Copy each line of the data below with the word "this".

--- Begin ---

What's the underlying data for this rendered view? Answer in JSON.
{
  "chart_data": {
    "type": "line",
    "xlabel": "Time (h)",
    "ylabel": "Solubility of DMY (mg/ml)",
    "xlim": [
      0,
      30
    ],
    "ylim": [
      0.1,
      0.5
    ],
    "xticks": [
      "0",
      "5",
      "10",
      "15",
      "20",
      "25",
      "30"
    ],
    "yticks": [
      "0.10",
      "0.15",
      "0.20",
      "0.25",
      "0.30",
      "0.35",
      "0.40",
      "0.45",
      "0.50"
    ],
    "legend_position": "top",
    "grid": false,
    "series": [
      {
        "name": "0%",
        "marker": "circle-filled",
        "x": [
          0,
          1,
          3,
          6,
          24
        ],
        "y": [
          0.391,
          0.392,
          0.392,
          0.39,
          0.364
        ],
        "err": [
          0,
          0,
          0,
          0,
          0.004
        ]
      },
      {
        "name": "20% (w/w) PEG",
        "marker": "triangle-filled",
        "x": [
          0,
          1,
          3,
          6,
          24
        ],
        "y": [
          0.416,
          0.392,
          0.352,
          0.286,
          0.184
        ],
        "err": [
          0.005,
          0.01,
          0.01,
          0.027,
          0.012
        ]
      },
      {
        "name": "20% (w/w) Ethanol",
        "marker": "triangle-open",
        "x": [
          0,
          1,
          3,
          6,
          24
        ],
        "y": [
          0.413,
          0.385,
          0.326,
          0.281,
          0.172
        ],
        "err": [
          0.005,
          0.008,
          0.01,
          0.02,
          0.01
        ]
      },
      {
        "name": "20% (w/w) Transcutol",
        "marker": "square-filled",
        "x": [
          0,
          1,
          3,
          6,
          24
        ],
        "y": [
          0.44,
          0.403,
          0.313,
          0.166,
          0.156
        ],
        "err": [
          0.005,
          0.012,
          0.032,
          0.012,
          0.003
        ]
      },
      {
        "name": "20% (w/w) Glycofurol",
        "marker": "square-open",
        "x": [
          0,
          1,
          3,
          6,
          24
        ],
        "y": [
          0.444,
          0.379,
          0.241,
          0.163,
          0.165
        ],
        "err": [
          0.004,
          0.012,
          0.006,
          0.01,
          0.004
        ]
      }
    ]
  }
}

--- End ---
--- Begin ---

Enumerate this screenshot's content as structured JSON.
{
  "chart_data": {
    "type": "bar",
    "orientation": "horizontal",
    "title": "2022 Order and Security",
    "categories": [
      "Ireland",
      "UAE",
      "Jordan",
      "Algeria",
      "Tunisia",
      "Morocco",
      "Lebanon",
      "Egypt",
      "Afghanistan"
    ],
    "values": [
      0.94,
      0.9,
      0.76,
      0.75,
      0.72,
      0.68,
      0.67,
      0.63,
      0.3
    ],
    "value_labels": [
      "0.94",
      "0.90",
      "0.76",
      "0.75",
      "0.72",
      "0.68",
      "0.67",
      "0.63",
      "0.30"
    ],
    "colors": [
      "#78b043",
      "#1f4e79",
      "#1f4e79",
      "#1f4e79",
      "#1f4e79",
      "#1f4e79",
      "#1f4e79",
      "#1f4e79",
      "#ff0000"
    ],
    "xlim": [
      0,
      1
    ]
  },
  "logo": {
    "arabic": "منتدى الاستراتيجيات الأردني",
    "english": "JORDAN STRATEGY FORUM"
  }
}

--- End ---
--- Begin ---

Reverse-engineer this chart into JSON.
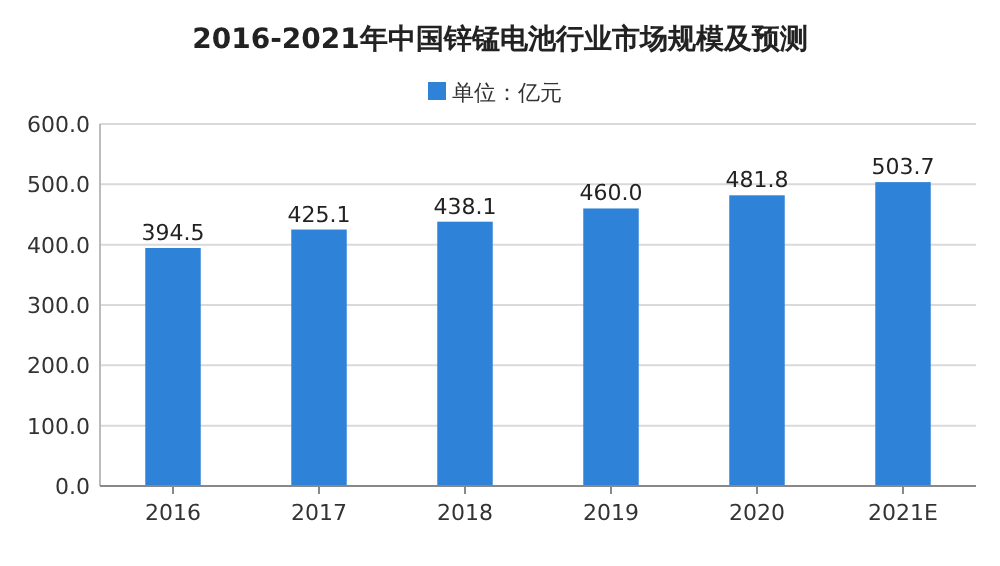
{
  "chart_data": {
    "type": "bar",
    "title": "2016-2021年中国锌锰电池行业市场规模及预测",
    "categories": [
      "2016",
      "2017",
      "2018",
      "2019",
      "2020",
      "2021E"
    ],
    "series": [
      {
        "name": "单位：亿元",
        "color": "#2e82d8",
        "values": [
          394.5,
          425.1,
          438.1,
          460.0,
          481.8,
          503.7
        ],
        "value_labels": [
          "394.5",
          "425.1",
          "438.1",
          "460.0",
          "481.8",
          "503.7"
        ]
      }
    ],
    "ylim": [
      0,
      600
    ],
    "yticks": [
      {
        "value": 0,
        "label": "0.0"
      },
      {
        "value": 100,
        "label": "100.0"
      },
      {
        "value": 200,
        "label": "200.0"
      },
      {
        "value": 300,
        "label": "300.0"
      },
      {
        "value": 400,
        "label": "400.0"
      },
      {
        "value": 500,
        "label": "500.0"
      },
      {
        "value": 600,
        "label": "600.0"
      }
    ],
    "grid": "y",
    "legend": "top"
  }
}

--- End ---

* **SOLUTION**
What's the underlying data for this rendered view? Answer in JSON.
Enumerate this screenshot's content as structured JSON.
Reverse-engineer this chart into JSON.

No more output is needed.